▸ **INSTRUCTIONS TO FOLLOW**
In the PingID Integration Kit page below, which PingFederate version is required starting with PingID Integration Kit 2.11?

To use PingID multi-factor authentication (MFA) for VPN authentication, you must install the PingID Integration Kit.
Before you install the PingID Integration Kit:
- Register for the PingID Enterprise service on PingOne.
- Configure the PingID service and download the PingID properties file (see Managing the PingID properties file).
- Ensure you have installed the relevant PingFederate version as follows:
- Beginning with PingID Integration Kit 2.11, PingFederate 10.0 or later is required
- Beginning with PingID Integration Kit 2.10, PingFederate 9.3 or later is required
- Beginning with PingID Integration Kit 2.6, PingFederate 9.2 or later is required
- Beginning with PingID Integration Kit 1.4, PingFederate 8.4 or later is required
- PingID Integration Kit 1.3 or earlier: requires PingFederate 8.3 or earlier (minimum supported version PingFederate 7.3)
- Ensure you have network access to your PingFederate installation.
- Ensure you have administrator permissions on PingFederate.
- Open ports:
- 443 (outbound to Internet)
- 1812 (UDP, to/from RADIUS clients)Note:
Port 1812 is required only if you plan on using the password credential validator (PCV) for RADIUS. This is the default port for RADIUS, but you also have the option of setting a different port number for the RADIUS client and RADIUS PCV. To change the port for the PCV, use the RADIUS Server Authentication Port option.
For further details about required web access, see PingID required domains, URLs, and ports.
The PingID Integration Kit is bundled as part of PingFederate 8.2 and later. If you have installed a recent version of PingFederate, no further action is required.
If you are doing any of the following, you'll need to install the integration kit manually:
- Using an earlier version of PingFederate.
- Updating the PingID Integration Kit.
- Installing the optional PingID offline MFA feature. PingID offline MFA requires that
device information be stored on the user directory for retrieval when PingID cloud
service is offline. If your organization requires the PingID offline MFA feature,
configure the user directory. For more information, see User directory for PingID offline MFA.Note:For more information about offline MFA, see PingID Offline MFA.
- PingID Integration Kit 2.0 and later is required for PingID offline MFA.
- The setup of the prerequisite user directory for PingID offline MFA should be implemented before you stop the PingFederate server for deployment of the upgrade.

▸ **PROVIDED RECORDS**
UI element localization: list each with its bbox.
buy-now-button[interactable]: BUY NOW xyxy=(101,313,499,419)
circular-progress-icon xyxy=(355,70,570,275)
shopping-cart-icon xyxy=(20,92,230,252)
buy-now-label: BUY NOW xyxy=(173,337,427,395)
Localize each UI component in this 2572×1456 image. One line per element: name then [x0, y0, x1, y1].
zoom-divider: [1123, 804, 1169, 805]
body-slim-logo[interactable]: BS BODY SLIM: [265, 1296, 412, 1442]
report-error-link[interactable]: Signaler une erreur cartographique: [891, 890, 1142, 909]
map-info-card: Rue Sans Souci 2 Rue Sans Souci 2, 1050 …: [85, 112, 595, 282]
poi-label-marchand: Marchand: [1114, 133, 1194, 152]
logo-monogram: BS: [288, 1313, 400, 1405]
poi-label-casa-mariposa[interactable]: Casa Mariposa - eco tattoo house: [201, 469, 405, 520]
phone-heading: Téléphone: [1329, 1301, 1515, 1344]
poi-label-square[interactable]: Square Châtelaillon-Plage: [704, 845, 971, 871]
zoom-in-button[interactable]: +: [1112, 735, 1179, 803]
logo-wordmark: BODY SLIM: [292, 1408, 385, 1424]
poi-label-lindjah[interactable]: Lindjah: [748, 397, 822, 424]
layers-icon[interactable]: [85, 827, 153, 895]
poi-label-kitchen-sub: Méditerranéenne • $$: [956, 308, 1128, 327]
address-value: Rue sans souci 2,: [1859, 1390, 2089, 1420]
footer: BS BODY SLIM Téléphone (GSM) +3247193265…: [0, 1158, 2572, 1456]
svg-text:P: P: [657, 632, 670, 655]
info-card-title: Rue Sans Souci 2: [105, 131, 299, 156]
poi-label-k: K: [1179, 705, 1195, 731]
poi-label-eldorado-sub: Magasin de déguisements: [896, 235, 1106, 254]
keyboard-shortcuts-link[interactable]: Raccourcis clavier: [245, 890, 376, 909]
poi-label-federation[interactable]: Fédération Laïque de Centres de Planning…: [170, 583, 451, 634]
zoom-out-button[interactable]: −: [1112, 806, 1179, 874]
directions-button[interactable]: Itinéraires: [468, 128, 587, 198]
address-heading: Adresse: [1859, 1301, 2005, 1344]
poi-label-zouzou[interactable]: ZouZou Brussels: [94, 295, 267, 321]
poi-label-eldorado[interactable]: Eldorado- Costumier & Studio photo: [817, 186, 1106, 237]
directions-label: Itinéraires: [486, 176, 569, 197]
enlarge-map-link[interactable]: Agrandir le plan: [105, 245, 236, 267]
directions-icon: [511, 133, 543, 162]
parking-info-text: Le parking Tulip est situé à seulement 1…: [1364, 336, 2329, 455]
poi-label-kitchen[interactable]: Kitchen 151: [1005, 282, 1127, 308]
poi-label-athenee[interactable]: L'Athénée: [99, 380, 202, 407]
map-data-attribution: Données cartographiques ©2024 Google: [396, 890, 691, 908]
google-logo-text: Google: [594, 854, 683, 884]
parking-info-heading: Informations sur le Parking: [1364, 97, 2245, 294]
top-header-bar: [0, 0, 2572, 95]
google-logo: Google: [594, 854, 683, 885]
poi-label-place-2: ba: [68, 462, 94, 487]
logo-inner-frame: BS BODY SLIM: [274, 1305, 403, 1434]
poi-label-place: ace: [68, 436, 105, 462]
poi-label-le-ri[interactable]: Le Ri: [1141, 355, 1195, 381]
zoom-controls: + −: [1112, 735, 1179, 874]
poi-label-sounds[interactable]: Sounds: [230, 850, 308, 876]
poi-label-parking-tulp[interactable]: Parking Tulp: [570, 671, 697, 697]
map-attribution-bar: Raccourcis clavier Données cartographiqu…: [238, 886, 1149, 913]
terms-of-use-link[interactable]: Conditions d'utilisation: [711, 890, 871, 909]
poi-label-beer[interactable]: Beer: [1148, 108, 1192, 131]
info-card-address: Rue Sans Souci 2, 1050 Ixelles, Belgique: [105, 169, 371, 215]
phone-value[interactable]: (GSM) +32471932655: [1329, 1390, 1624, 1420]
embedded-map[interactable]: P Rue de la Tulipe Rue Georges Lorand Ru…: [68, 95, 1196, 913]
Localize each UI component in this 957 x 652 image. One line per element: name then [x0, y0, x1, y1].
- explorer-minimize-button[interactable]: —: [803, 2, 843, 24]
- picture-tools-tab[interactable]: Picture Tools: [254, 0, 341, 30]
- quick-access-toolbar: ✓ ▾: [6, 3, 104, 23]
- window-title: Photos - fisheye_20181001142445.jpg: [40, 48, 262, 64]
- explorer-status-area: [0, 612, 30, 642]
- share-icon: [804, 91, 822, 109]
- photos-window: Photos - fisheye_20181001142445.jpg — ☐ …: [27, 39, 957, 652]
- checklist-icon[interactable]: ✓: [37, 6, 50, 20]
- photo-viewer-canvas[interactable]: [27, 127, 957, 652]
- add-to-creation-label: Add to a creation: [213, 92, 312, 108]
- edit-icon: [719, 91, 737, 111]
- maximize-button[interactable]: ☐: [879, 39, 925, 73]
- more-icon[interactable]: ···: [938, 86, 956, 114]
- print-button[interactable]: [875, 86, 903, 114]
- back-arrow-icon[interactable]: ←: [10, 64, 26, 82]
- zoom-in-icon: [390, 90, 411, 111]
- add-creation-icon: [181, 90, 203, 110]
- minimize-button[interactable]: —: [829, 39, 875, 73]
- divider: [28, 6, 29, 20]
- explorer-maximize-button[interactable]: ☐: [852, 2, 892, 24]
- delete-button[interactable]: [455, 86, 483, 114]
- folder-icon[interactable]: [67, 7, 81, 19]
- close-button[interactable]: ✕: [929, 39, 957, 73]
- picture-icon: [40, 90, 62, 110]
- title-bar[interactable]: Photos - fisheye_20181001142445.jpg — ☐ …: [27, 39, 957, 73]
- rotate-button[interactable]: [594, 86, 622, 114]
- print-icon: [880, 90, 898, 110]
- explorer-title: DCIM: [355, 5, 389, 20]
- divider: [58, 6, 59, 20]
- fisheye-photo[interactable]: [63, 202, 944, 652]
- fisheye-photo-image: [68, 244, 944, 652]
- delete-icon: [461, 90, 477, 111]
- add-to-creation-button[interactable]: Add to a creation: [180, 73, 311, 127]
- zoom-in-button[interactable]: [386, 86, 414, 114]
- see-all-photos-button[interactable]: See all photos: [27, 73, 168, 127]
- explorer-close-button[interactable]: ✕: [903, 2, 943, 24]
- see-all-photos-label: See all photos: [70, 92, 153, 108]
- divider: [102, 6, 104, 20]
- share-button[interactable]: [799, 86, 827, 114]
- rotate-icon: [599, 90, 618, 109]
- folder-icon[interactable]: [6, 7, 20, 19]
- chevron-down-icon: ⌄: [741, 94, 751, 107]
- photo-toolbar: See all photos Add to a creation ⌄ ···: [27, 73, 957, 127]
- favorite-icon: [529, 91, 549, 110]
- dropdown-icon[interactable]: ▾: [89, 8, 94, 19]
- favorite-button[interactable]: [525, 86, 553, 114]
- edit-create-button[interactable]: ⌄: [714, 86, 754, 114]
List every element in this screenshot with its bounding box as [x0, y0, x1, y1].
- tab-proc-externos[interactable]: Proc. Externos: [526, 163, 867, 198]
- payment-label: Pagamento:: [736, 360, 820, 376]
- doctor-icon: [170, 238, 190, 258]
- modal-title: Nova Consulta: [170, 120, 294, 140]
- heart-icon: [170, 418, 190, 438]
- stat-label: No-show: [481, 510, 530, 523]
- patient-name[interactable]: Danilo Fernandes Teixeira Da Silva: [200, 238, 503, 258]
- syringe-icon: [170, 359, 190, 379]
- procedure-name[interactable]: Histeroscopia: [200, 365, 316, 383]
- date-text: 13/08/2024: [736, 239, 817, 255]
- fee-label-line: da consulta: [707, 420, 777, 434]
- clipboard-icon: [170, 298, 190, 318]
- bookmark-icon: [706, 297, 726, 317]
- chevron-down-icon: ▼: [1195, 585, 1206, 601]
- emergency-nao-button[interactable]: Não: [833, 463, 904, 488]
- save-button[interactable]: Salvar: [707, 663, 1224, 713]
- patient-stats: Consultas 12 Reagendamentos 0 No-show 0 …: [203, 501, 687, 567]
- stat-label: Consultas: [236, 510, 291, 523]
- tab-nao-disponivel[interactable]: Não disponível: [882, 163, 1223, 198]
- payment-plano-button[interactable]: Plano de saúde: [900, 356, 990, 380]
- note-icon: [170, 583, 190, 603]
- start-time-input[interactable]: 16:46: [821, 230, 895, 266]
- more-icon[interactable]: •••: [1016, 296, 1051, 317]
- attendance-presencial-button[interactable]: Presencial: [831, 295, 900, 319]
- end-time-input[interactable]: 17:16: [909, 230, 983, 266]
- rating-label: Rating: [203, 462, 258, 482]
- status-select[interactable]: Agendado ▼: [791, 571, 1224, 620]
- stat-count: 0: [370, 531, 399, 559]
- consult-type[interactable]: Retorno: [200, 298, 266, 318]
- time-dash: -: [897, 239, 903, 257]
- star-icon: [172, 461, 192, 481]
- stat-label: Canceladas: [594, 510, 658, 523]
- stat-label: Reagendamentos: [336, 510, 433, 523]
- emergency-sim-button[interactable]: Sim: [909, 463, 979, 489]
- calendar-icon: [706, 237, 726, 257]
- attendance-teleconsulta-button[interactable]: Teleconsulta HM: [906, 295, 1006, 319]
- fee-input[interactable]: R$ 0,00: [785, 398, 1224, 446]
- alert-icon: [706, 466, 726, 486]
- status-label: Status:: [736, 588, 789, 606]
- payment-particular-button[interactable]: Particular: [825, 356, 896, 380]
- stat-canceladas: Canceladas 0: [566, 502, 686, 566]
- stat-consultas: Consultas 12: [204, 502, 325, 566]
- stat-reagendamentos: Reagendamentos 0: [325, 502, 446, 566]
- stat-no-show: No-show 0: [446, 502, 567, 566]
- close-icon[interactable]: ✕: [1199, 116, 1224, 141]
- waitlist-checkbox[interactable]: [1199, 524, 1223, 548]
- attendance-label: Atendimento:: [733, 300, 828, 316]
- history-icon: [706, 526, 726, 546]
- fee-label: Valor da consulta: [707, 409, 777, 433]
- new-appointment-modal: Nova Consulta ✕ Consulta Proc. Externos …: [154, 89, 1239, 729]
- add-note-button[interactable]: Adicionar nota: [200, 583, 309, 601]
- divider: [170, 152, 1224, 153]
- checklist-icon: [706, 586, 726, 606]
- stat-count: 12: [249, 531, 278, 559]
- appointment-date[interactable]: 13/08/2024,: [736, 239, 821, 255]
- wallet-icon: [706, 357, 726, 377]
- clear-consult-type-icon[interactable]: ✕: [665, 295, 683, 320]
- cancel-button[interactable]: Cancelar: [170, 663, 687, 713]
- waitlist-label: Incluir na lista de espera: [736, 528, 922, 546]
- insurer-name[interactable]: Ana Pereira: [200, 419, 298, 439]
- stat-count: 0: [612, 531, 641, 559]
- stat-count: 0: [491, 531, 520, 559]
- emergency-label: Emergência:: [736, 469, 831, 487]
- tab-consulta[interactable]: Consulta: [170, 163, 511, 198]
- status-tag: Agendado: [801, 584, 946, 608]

▸ **RESPONSE BELOW**
PingFederate 10.0 or later.